=== DIRECTIONS FOR THIS TASK ===
Leaving out the pictures, please retype each record exactly.
====== DATA TO USE
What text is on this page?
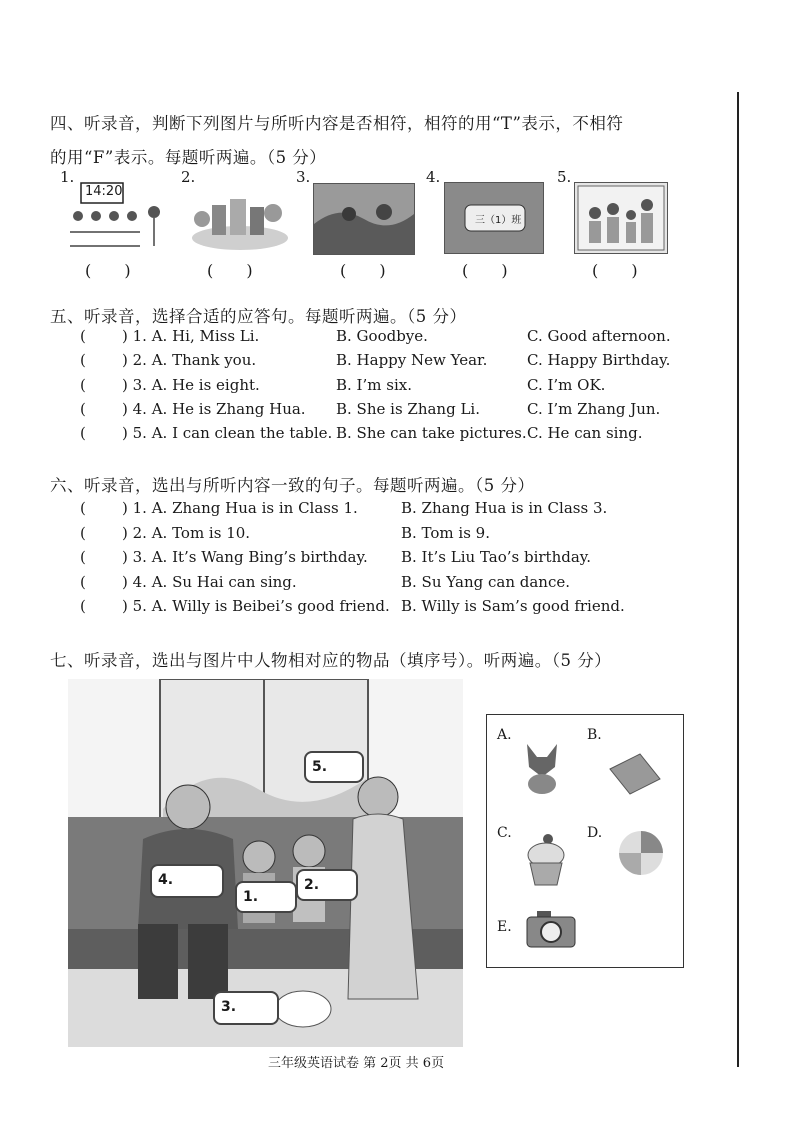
四、听录音，判断下列图片与所听内容是否相符，相符的用“T”表示，不相符
的用“F”表示。每题听两遍。（5 分）
1.
14:20
( )
2.
( )
3.
( )
4.
三（1）班
( )
5.
( )
五、听录音，选择合适的应答句。每题听两遍。（5 分）
( ) 1. A. Hi, Miss Li.	B. Goodbye.	C. Good afternoon.
( ) 2. A. Thank you.	B. Happy New Year.	C. Happy Birthday.
( ) 3. A. He is eight.	B. I’m six.	C. I’m OK.
( ) 4. A. He is Zhang Hua. B. She is Zhang Li.	C. I’m Zhang Jun.
( ) 5. A. I can clean the table. B. She can take pictures. C. He can sing.
六、听录音，选出与所听内容一致的句子。每题听两遍。（5 分）
( ) 1. A. Zhang Hua is in Class 1.	B. Zhang Hua is in Class 3.
( ) 2. A. Tom is 10.	B. Tom is 9.
( ) 3. A. It’s Wang Bing’s birthday. B. It’s Liu Tao’s birthday.
( ) 4. A. Su Hai can sing.	B. Su Yang can dance.
( ) 5. A. Willy is Beibei’s good friend. B. Willy is Sam’s good friend.
七、听录音，选出与图片中人物相对应的物品（填序号）。听两遍。（5 分）
5.
4.
1.
2.
3.
A.	B.
C.	D.
E.
三年级英语试卷 第 2页 共 6页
============
=== OUTPUT FOR THIS TASK ===
What text is on this page?
四、听录音，判断下列图片与所听内容是否相符，相符的用“T”表示，不相符
的用“F”表示。每题听两遍。（5 分）
1.
14:20
( )
2.
( )
3.
( )
4.
三（1）班
( )
5.
( )
五、听录音，选择合适的应答句。每题听两遍。（5 分）
( ) 1. A. Hi, Miss Li.	B. Goodbye.	C. Good afternoon.
( ) 2. A. Thank you.	B. Happy New Year.	C. Happy Birthday.
( ) 3. A. He is eight.	B. I’m six.	C. I’m OK.
( ) 4. A. He is Zhang Hua. B. She is Zhang Li.	C. I’m Zhang Jun.
( ) 5. A. I can clean the table. B. She can take pictures. C. He can sing.
六、听录音，选出与所听内容一致的句子。每题听两遍。（5 分）
( ) 1. A. Zhang Hua is in Class 1.	B. Zhang Hua is in Class 3.
( ) 2. A. Tom is 10.	B. Tom is 9.
( ) 3. A. It’s Wang Bing’s birthday. B. It’s Liu Tao’s birthday.
( ) 4. A. Su Hai can sing.	B. Su Yang can dance.
( ) 5. A. Willy is Beibei’s good friend. B. Willy is Sam’s good friend.
七、听录音，选出与图片中人物相对应的物品（填序号）。听两遍。（5 分）
5.
4.
1.
2.
3.
A.	B.
C.	D.
E.
三年级英语试卷 第 2页 共 6页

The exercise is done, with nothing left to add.